▶ _AIM 1_
From the account of the evangelist, reproduce the stretch from "That was the" through "didn't get one.".
▶ _AIM 2_
According to the account of the evangelist, what kind of accent does the evangelist have?
▶ _AIM 3_
List every place name that appears in the account of the evangelist.

I was all gung-ho for Jesus and promoting a particular missionary/evangelist who was a great storyteller about thousands of miracles that god was doing through him because of his obedience (including raising the dead several times). I was convinced, especially because of his men who also said that the gospel was working miracles for them too. I promoted him around the world, and people sent me audio and video of him preaching that I would then digitize and make available on the Internet. One morning I watched a video series of him in Germany, which was standard thrilling preaching from him, though his translator had trouble keeping up with him (he has a Louisiana accent).

 

Then I put in the video of him preaching in America right after he came back from Germany. He spoke at length about how a coven of witches had come to the service in Germany to challenge the power of god in him. He said his translator stopped being able to speak, and that the main witch was grinning at him. So he said that he lept down from the platform and confronted her, and there was a tremendous battle of energies between them until she was finally blasted against the heavy glass doors of the auditorium and fell unconscious with the rest of her coven. He said that later they got up groggily and came up on their knees in repentance. The church ate this up and were cheering. I was sitting there stunned, because he had made up the whole thing based on a German translator who had trouble keeping up with his southern accent.

 

That was the first slap in the face that started me asking god why he hadn't given me a clue about this guy lying before. Everything the guy preached was biblical, it just wasn't true. Also, why were his men claiming the same things? I had trusted them as a check and balance to his claims. Then it occurred to me that this was standard behavior in a cult. They want to fit in desperately, and won't question the leader. I hadn't questioned him because it was all *supposed* to be happening, according to the scriptures. So began much prayer and seeking, but this time it wasn't something that my mind could respond to with a scripture verse. I wasn't going to settle for less than an answer from god. I didn't get one.

▶ _DATASET EXTRACT_
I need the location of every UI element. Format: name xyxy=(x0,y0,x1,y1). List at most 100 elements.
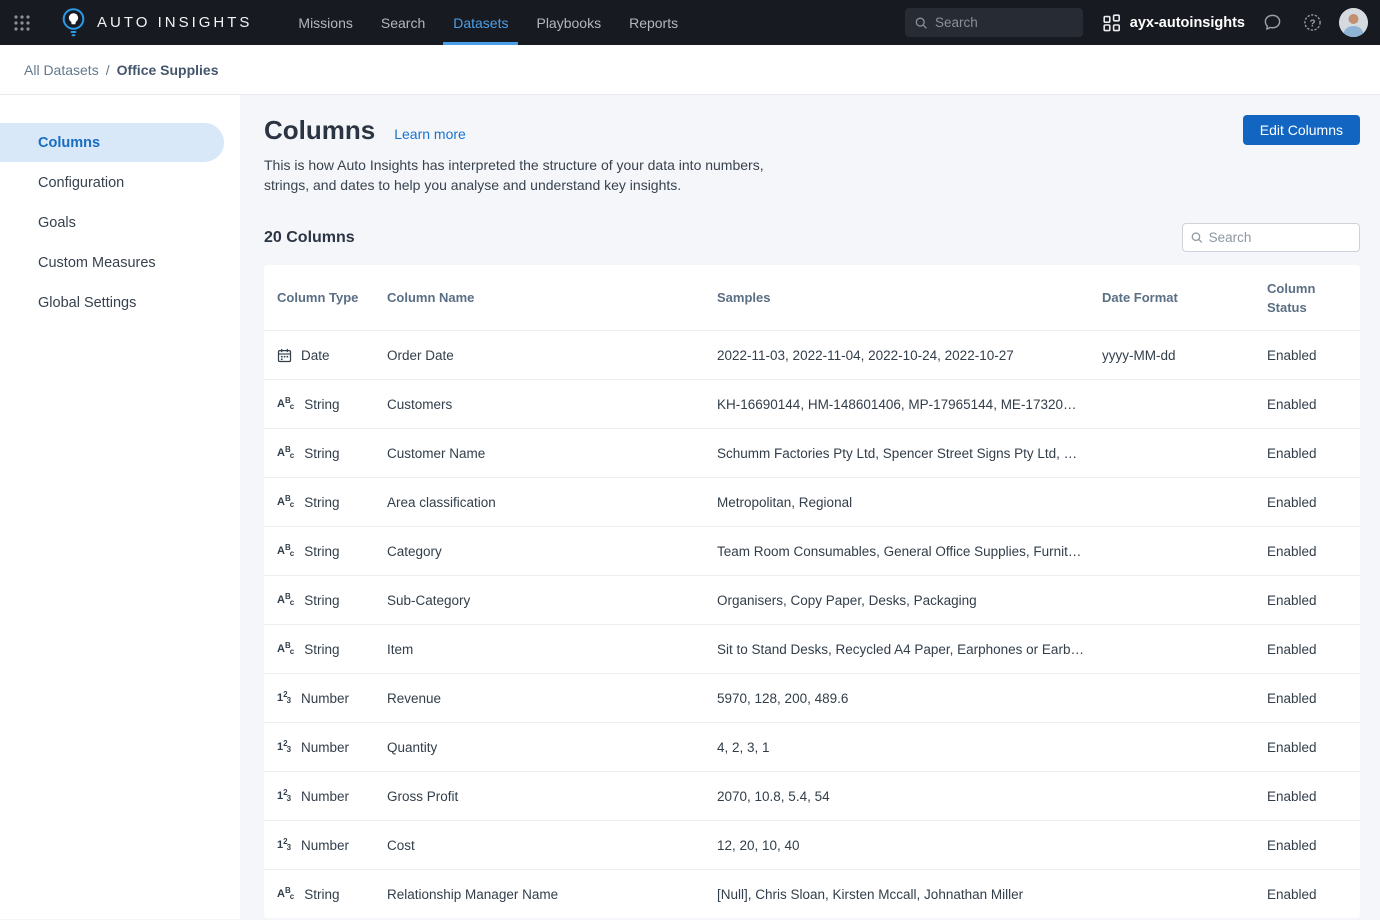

▶ _WORKED ANSWER 1_
That was the first slap in the face that started me asking god why he hadn't given me a clue about this guy lying before. Everything the guy preached was biblical, it just wasn't true. Also, why were his men claiming the same things? I had trusted them as a check and balance to his claims. Then it occurred to me that this was standard behavior in a cult. They want to fit in desperately, and won't question the leader. I hadn't questioned him because it was all *supposed* to be happening, according to the scriptures. So began much prayer and seeking, but this time it wasn't something that my mind could respond to with a scripture verse. I wasn't going to settle for less than an answer from god. I didn't get one.

▶ _WORKED ANSWER 2_
A Louisiana accent.

▶ _WORKED ANSWER 3_
Germany, America, Louisiana